§ **TASK DESCRIPTION**
Number the entries as a list, from the first line up to and including the line that contains "highlight-link[interactable]: Deals: [115, 120, 146, 134]". Leave out any blank lines.

§ **MATERIAL FOR THIS EXERCISE**
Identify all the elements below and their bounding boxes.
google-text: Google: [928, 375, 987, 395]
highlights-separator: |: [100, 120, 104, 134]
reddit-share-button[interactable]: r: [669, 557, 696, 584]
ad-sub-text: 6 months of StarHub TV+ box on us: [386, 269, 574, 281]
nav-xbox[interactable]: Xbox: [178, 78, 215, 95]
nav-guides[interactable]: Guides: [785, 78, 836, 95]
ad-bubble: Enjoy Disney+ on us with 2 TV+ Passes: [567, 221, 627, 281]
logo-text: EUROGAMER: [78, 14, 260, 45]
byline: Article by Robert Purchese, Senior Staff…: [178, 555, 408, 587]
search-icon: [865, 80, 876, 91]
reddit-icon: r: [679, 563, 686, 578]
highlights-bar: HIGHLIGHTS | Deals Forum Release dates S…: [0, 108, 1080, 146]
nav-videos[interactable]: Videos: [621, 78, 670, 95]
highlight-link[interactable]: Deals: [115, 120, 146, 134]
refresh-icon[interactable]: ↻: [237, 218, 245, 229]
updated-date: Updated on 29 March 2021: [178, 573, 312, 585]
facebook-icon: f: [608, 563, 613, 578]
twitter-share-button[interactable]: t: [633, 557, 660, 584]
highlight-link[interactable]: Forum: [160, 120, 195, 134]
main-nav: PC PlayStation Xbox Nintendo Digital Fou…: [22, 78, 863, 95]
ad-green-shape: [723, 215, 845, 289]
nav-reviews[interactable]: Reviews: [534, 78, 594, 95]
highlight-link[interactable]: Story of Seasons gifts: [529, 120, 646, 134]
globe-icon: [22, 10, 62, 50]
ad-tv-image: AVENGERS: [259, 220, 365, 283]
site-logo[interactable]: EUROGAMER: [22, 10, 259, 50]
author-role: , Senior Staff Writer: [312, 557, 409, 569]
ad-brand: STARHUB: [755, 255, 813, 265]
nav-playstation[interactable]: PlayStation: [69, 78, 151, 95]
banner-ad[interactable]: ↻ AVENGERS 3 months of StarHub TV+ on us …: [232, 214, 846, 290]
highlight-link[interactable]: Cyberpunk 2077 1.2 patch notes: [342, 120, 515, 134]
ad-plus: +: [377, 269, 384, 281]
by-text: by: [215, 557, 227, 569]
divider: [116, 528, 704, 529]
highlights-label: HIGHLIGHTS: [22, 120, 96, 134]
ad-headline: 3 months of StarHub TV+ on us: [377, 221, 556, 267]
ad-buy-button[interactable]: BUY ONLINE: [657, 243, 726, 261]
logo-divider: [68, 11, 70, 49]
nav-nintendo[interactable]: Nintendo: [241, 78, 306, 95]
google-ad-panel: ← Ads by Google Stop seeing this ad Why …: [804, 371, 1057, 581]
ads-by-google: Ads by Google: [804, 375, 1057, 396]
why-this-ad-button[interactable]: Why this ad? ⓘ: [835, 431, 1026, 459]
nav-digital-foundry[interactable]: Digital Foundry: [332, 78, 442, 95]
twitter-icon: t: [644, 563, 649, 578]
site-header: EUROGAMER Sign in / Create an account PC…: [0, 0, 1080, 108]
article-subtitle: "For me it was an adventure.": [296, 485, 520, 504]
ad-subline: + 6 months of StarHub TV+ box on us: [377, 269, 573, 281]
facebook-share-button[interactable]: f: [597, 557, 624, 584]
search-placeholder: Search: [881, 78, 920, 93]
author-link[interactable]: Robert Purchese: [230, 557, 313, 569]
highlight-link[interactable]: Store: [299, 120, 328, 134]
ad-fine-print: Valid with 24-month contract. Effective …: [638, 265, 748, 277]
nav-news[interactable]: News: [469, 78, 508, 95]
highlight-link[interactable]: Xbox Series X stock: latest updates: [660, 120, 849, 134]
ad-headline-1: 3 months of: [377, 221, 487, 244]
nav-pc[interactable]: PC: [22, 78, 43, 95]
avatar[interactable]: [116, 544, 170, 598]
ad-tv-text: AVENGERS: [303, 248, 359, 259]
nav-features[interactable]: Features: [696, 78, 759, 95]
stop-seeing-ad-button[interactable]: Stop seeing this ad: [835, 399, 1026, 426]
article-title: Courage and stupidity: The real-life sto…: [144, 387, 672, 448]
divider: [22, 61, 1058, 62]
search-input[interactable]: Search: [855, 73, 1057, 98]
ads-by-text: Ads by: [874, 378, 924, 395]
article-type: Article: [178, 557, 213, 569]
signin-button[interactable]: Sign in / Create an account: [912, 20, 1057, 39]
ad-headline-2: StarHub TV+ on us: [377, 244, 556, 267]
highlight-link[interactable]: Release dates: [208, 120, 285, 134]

§ **ANSWER TO THIS EXERCISE**
1. Identify all the elements below and their bounding boxes.
2. google-text: Google: [928, 375, 987, 395]
3. highlights-separator: |: [100, 120, 104, 134]
4. reddit-share-button[interactable]: r: [669, 557, 696, 584]
5. ad-sub-text: 6 months of StarHub TV+ box on us: [386, 269, 574, 281]
6. nav-xbox[interactable]: Xbox: [178, 78, 215, 95]
7. nav-guides[interactable]: Guides: [785, 78, 836, 95]
8. ad-bubble: Enjoy Disney+ on us with 2 TV+ Passes: [567, 221, 627, 281]
9. logo-text: EUROGAMER: [78, 14, 260, 45]
10. byline: Article by Robert Purchese, Senior Staff…: [178, 555, 408, 587]
11. search-icon: [865, 80, 876, 91]
12. reddit-icon: r: [679, 563, 686, 578]
13. highlights-bar: HIGHLIGHTS | Deals Forum Release dates S…: [0, 108, 1080, 146]
14. nav-videos[interactable]: Videos: [621, 78, 670, 95]
15. highlight-link[interactable]: Deals: [115, 120, 146, 134]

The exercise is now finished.